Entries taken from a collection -
========================================
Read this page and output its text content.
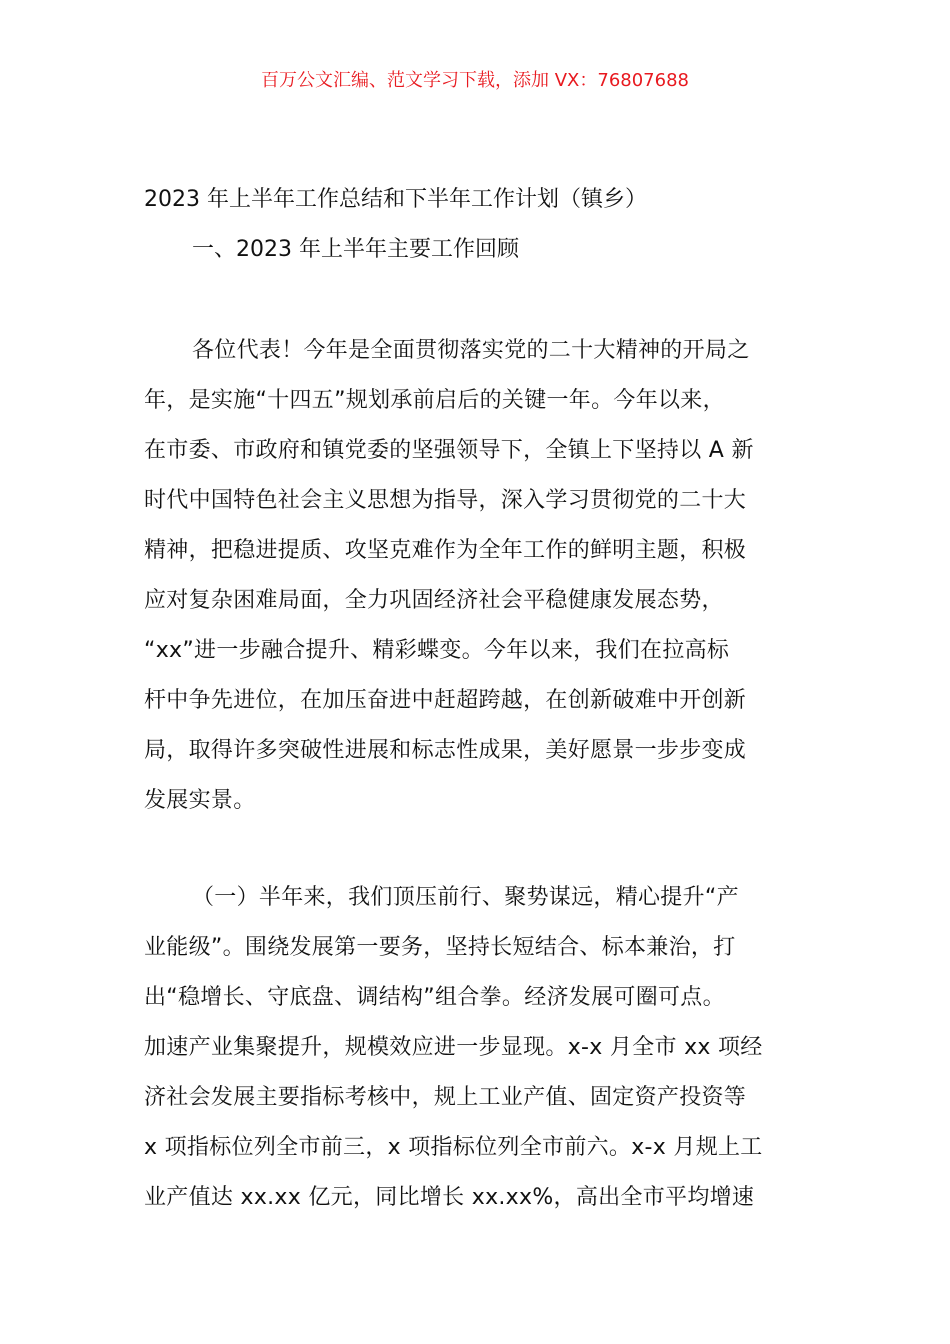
百万公文汇编、范文学习下载，添加 VX：76807688
2023 年上半年工作总结和下半年工作计划（镇乡）
一、2023 年上半年主要工作回顾
各位代表！今年是全面贯彻落实党的二十大精神的开局之
年，是实施“十四五”规划承前启后的关键一年。今年以来，
在市委、市政府和镇党委的坚强领导下，全镇上下坚持以 A 新
时代中国特色社会主义思想为指导，深入学习贯彻党的二十大
精神，把稳进提质、攻坚克难作为全年工作的鲜明主题，积极
应对复杂困难局面，全力巩固经济社会平稳健康发展态势，
“xx”进一步融合提升、精彩蝶变。今年以来，我们在拉高标
杆中争先进位，在加压奋进中赶超跨越，在创新破难中开创新
局，取得许多突破性进展和标志性成果，美好愿景一步步变成
发展实景。
（一）半年来，我们顶压前行、聚势谋远，精心提升“产
业能级”。围绕发展第一要务，坚持长短结合、标本兼治，打
出“稳增长、守底盘、调结构”组合拳。经济发展可圈可点。
加速产业集聚提升，规模效应进一步显现。x-x 月全市 xx 项经
济社会发展主要指标考核中，规上工业产值、固定资产投资等
x 项指标位列全市前三，x 项指标位列全市前六。x-x 月规上工
业产值达 xx.xx 亿元，同比增长 xx.xx%，高出全市平均增速
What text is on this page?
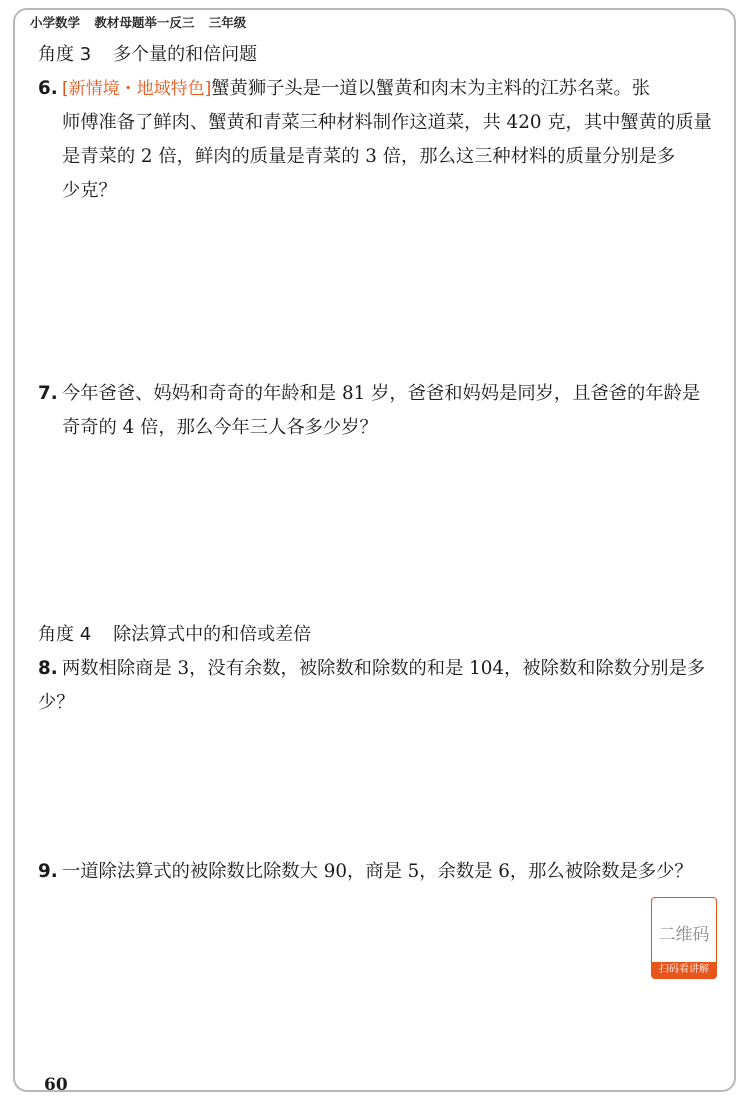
小学数学 教材母题举一反三 三年级
角度 3 多个量的和倍问题
6. [新情境・地域特色]蟹黄狮子头是一道以蟹黄和肉末为主料的江苏名菜。张
师傅准备了鲜肉、蟹黄和青菜三种材料制作这道菜，共 420 克，其中蟹黄的质量
是青菜的 2 倍，鲜肉的质量是青菜的 3 倍，那么这三种材料的质量分别是多
少克？
7. 今年爸爸、妈妈和奇奇的年龄和是 81 岁，爸爸和妈妈是同岁，且爸爸的年龄是
奇奇的 4 倍，那么今年三人各多少岁？
角度 4 除法算式中的和倍或差倍
8. 两数相除商是 3，没有余数，被除数和除数的和是 104，被除数和除数分别是多少？
9. 一道除法算式的被除数比除数大 90，商是 5，余数是 6，那么被除数是多少？
二维码
扫码看讲解
60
========================================
WRITTEN INSTRUCTION - Quote exactly, and nothing besides, the lines from the one with "What text is on this page?" through the end of the records above; include both ends and omit the pictures.

TASK ANSWER -
What text is on this page?
小学数学 教材母题举一反三 三年级
角度 3 多个量的和倍问题
6. [新情境・地域特色]蟹黄狮子头是一道以蟹黄和肉末为主料的江苏名菜。张
师傅准备了鲜肉、蟹黄和青菜三种材料制作这道菜，共 420 克，其中蟹黄的质量
是青菜的 2 倍，鲜肉的质量是青菜的 3 倍，那么这三种材料的质量分别是多
少克？
7. 今年爸爸、妈妈和奇奇的年龄和是 81 岁，爸爸和妈妈是同岁，且爸爸的年龄是
奇奇的 4 倍，那么今年三人各多少岁？
角度 4 除法算式中的和倍或差倍
8. 两数相除商是 3，没有余数，被除数和除数的和是 104，被除数和除数分别是多少？
9. 一道除法算式的被除数比除数大 90，商是 5，余数是 6，那么被除数是多少？
二维码
扫码看讲解
60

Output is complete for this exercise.